> [Given request]
Copy the listing below line for line without changing anything, and leave the pictures out.

> [Materials provided]
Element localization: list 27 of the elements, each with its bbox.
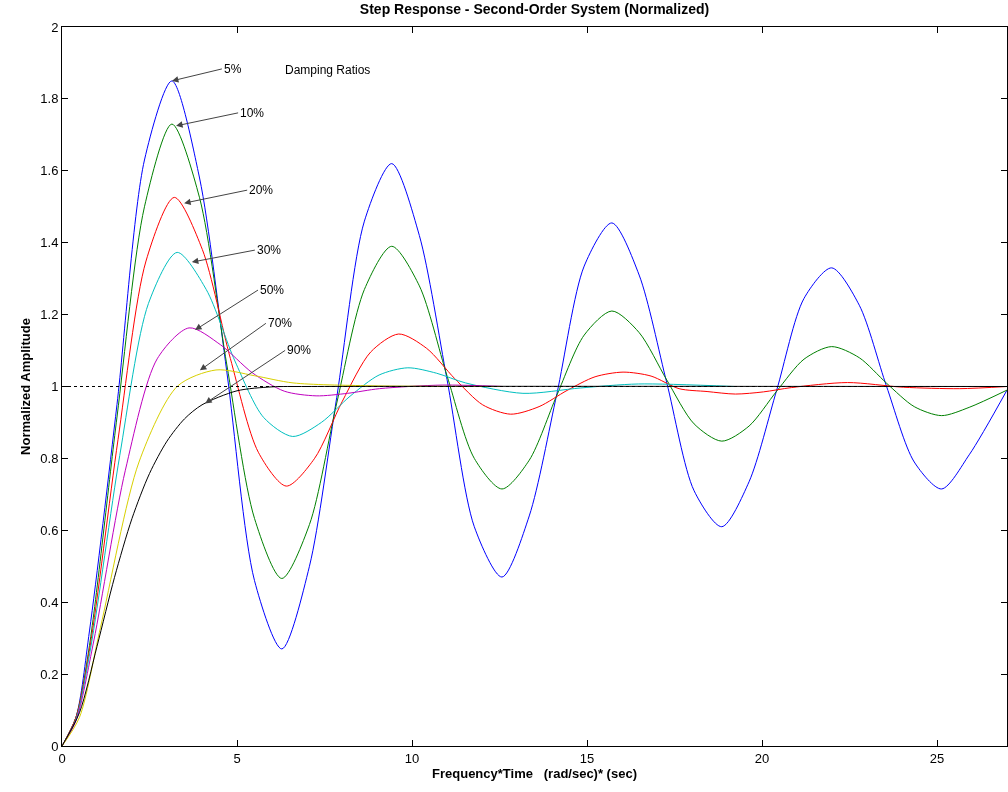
y-tick-label: 0.2 (40, 666, 59, 682)
y-tick-label: 1.2 (40, 307, 59, 323)
annotation: 90% (287, 343, 312, 357)
x-tick-label: 5 (233, 750, 241, 766)
y-tick-label: 1 (51, 379, 59, 395)
y-tick-label: 1.4 (40, 235, 59, 251)
y-tick-label: 1.8 (40, 91, 59, 107)
y-tick-label: 1.6 (40, 163, 59, 179)
x-axis-title: Frequency*Time (rad/sec)* (sec) (432, 766, 637, 782)
chart-title: Step Response - Second-Order System (Normalized) (359, 0, 710, 17)
annotation: Damping Ratios (285, 63, 371, 77)
x-tick-label: 20 (754, 750, 770, 766)
y-tick-label: 0.4 (40, 594, 59, 610)
x-tick-label: 15 (579, 750, 595, 766)
annotation: 5% (224, 62, 242, 76)
annotation: 50% (260, 283, 285, 297)
y-axis-title: Normalized Amplitude (18, 318, 34, 455)
annotation: 70% (268, 316, 293, 330)
y-tick-label: 0.6 (40, 522, 59, 538)
x-tick-label: 10 (404, 750, 420, 766)
y-tick-label: 0 (51, 738, 59, 754)
annotation: 30% (257, 243, 282, 257)
annotation: 20% (249, 183, 274, 197)
annotation: 10% (240, 106, 265, 120)
y-tick-label: 0.8 (40, 450, 59, 466)
x-tick-label: 25 (929, 750, 945, 766)
y-tick-label: 2 (51, 19, 59, 35)
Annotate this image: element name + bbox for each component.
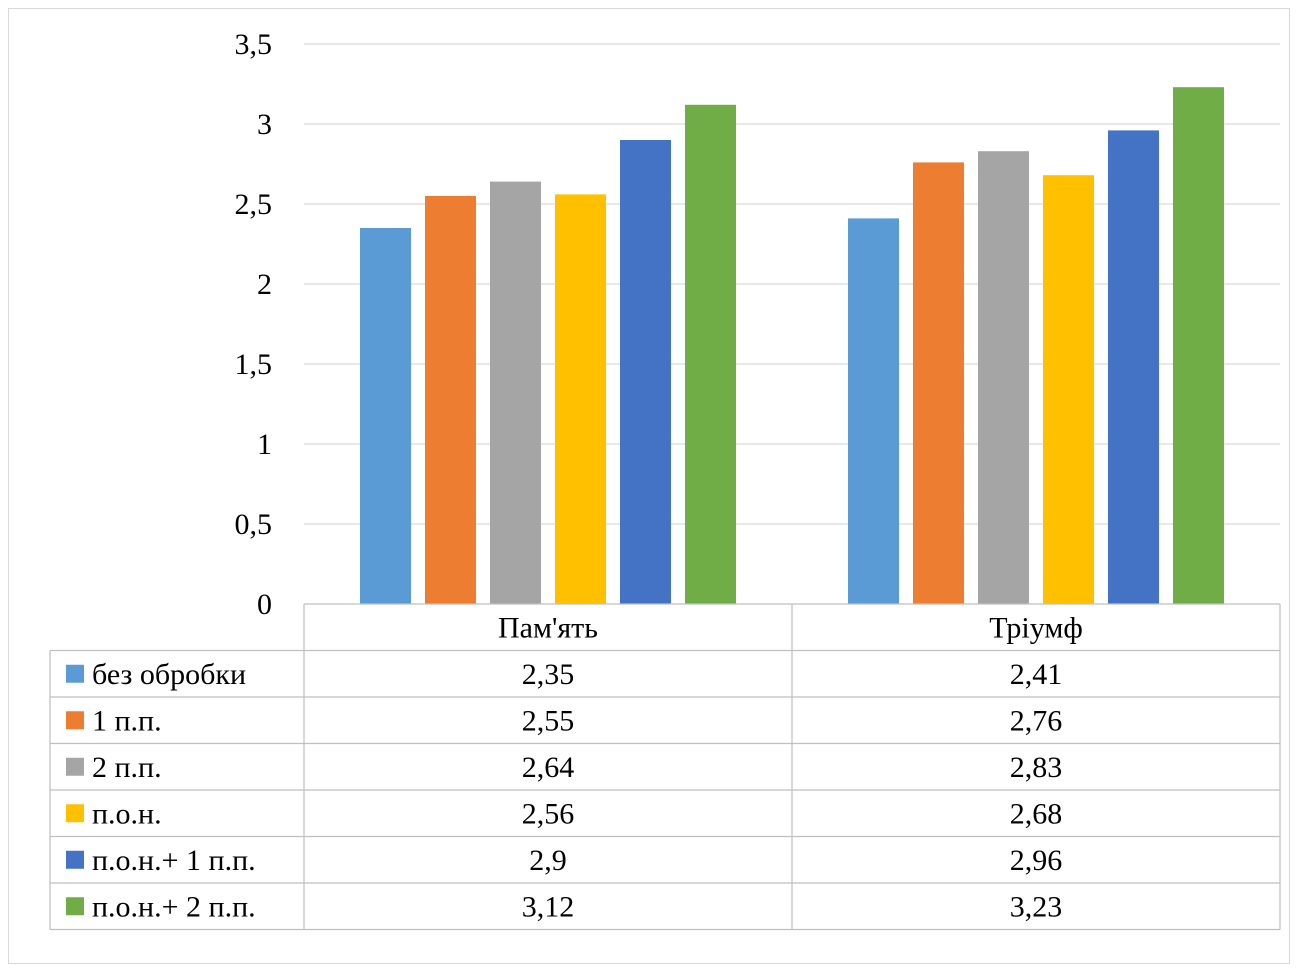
data-label: 2,76 <box>1010 704 1063 737</box>
data-label: 2,55 <box>522 704 575 737</box>
legend-label: без обробки <box>92 658 246 691</box>
bar <box>360 228 411 604</box>
data-label: 2,35 <box>522 658 575 691</box>
bar <box>1173 87 1224 604</box>
legend-key <box>66 757 84 776</box>
y-tick-label: 3,5 <box>235 28 273 61</box>
bar <box>913 162 964 604</box>
bar <box>425 196 476 604</box>
y-tick-label: 0 <box>257 588 272 621</box>
y-tick-label: 3 <box>257 108 272 141</box>
bar <box>848 218 899 604</box>
y-tick-label: 1 <box>257 428 272 461</box>
y-tick-label: 1,5 <box>235 348 273 381</box>
y-tick-label: 2 <box>257 268 272 301</box>
data-label: 2,56 <box>522 797 575 830</box>
legend-label: 2 п.п. <box>92 751 162 784</box>
y-tick-label: 2,5 <box>235 188 273 221</box>
data-label: 2,96 <box>1010 844 1063 877</box>
data-label: 2,9 <box>529 844 567 877</box>
category-label: Пам'ять <box>498 611 598 644</box>
bar <box>620 140 671 604</box>
category-label: Тріумф <box>989 611 1083 644</box>
legend-label: 1 п.п. <box>92 704 162 737</box>
bar <box>555 194 606 604</box>
data-label: 2,41 <box>1010 658 1063 691</box>
data-label: 2,64 <box>522 751 575 784</box>
data-label: 2,83 <box>1010 751 1063 784</box>
bar <box>1043 175 1094 604</box>
data-label: 2,68 <box>1010 797 1063 830</box>
legend-key <box>66 850 84 869</box>
bar <box>978 151 1029 604</box>
legend-key <box>66 897 84 916</box>
legend-label: п.о.н. <box>92 797 162 830</box>
y-tick-label: 0,5 <box>235 508 273 541</box>
bar <box>490 181 541 604</box>
legend-label: п.о.н.+ 1 п.п. <box>92 844 256 877</box>
legend-key <box>66 664 84 683</box>
data-label: 3,23 <box>1010 890 1063 923</box>
bar <box>685 104 736 605</box>
legend-label: п.о.н.+ 2 п.п. <box>92 890 256 923</box>
legend-key <box>66 804 84 823</box>
bar <box>1108 130 1159 604</box>
legend-key <box>66 711 84 730</box>
data-label: 3,12 <box>522 890 575 923</box>
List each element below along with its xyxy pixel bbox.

> [Reply]
Element localization: list 27 of the elements, each with its bbox.
y-tick-label: 0.2 (40, 666, 59, 682)
y-tick-label: 1.2 (40, 307, 59, 323)
annotation: 90% (287, 343, 312, 357)
x-tick-label: 5 (233, 750, 241, 766)
y-tick-label: 1 (51, 379, 59, 395)
y-tick-label: 1.4 (40, 235, 59, 251)
y-tick-label: 1.8 (40, 91, 59, 107)
y-tick-label: 1.6 (40, 163, 59, 179)
x-axis-title: Frequency*Time (rad/sec)* (sec) (432, 766, 637, 782)
chart-title: Step Response - Second-Order System (Normalized) (359, 0, 710, 17)
annotation: Damping Ratios (285, 63, 371, 77)
x-tick-label: 20 (754, 750, 770, 766)
y-tick-label: 0.4 (40, 594, 59, 610)
x-tick-label: 15 (579, 750, 595, 766)
annotation: 5% (224, 62, 242, 76)
annotation: 50% (260, 283, 285, 297)
y-axis-title: Normalized Amplitude (18, 318, 34, 455)
annotation: 70% (268, 316, 293, 330)
y-tick-label: 0.6 (40, 522, 59, 538)
x-tick-label: 10 (404, 750, 420, 766)
y-tick-label: 0 (51, 738, 59, 754)
annotation: 30% (257, 243, 282, 257)
annotation: 20% (249, 183, 274, 197)
annotation: 10% (240, 106, 265, 120)
y-tick-label: 0.8 (40, 450, 59, 466)
x-tick-label: 25 (929, 750, 945, 766)
y-tick-label: 2 (51, 19, 59, 35)
Annotate this image: element name + bbox for each component.
data-label: 2,76 <box>1010 704 1063 737</box>
data-label: 2,55 <box>522 704 575 737</box>
legend-label: без обробки <box>92 658 246 691</box>
bar <box>360 228 411 604</box>
data-label: 2,35 <box>522 658 575 691</box>
bar <box>1173 87 1224 604</box>
legend-key <box>66 757 84 776</box>
y-tick-label: 3,5 <box>235 28 273 61</box>
bar <box>913 162 964 604</box>
bar <box>425 196 476 604</box>
y-tick-label: 0 <box>257 588 272 621</box>
y-tick-label: 3 <box>257 108 272 141</box>
bar <box>848 218 899 604</box>
y-tick-label: 1 <box>257 428 272 461</box>
y-tick-label: 1,5 <box>235 348 273 381</box>
y-tick-label: 2 <box>257 268 272 301</box>
data-label: 2,56 <box>522 797 575 830</box>
legend-label: 2 п.п. <box>92 751 162 784</box>
y-tick-label: 2,5 <box>235 188 273 221</box>
data-label: 2,96 <box>1010 844 1063 877</box>
data-label: 2,9 <box>529 844 567 877</box>
category-label: Пам'ять <box>498 611 598 644</box>
bar <box>620 140 671 604</box>
category-label: Тріумф <box>989 611 1083 644</box>
legend-label: 1 п.п. <box>92 704 162 737</box>
bar <box>555 194 606 604</box>
data-label: 2,41 <box>1010 658 1063 691</box>
data-label: 2,64 <box>522 751 575 784</box>
data-label: 2,83 <box>1010 751 1063 784</box>
bar <box>1043 175 1094 604</box>
data-label: 2,68 <box>1010 797 1063 830</box>
legend-key <box>66 850 84 869</box>
bar <box>978 151 1029 604</box>
legend-key <box>66 897 84 916</box>
legend-label: п.о.н. <box>92 797 162 830</box>
y-tick-label: 0,5 <box>235 508 273 541</box>
bar <box>490 181 541 604</box>
legend-label: п.о.н.+ 1 п.п. <box>92 844 256 877</box>
legend-key <box>66 664 84 683</box>
data-label: 3,23 <box>1010 890 1063 923</box>
bar <box>685 104 736 605</box>
legend-label: п.о.н.+ 2 п.п. <box>92 890 256 923</box>
legend-key <box>66 804 84 823</box>
bar <box>1108 130 1159 604</box>
legend-key <box>66 711 84 730</box>
data-label: 3,12 <box>522 890 575 923</box>
List each element below along with its xyxy pixel bbox.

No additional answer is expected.